--- Recorded data ---
####
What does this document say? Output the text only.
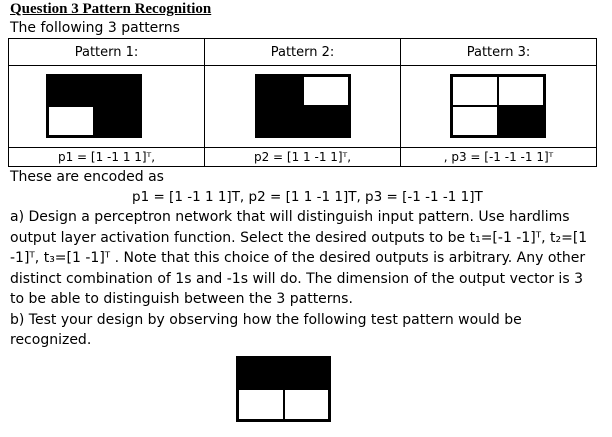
Question 3 Pattern Recognition
The following 3 patterns
Pattern 1:	Pattern 2:	Pattern 3:

p1 = [1 -1 1 1]ᵀ,	p2 = [1 1 -1 1]ᵀ,	, p3 = [-1 -1 -1 1]ᵀ
These are encoded as
p1 = [1 -1 1 1]T, p2 = [1 1 -1 1]T, p3 = [-1 -1 -1 1]T

a) Design a perceptron network that will distinguish input pattern. Use hardlims output layer activation function. Select the desired outputs to be t₁=[-1 -1]ᵀ, t₂=[1 -1]ᵀ, t₃=[1 -1]ᵀ . Note that this choice of the desired outputs is arbitrary. Any other distinct combination of 1s and -1s will do. The dimension of the output vector is 3 to be able to distinguish between the 3 patterns.

b) Test your design by observing how the following test pattern would be recognized.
####
Note each line of the entries that has "following" in it, and copy those lines.

The following 3 patterns
b) Test your design by observing how the following test pattern would be recognized.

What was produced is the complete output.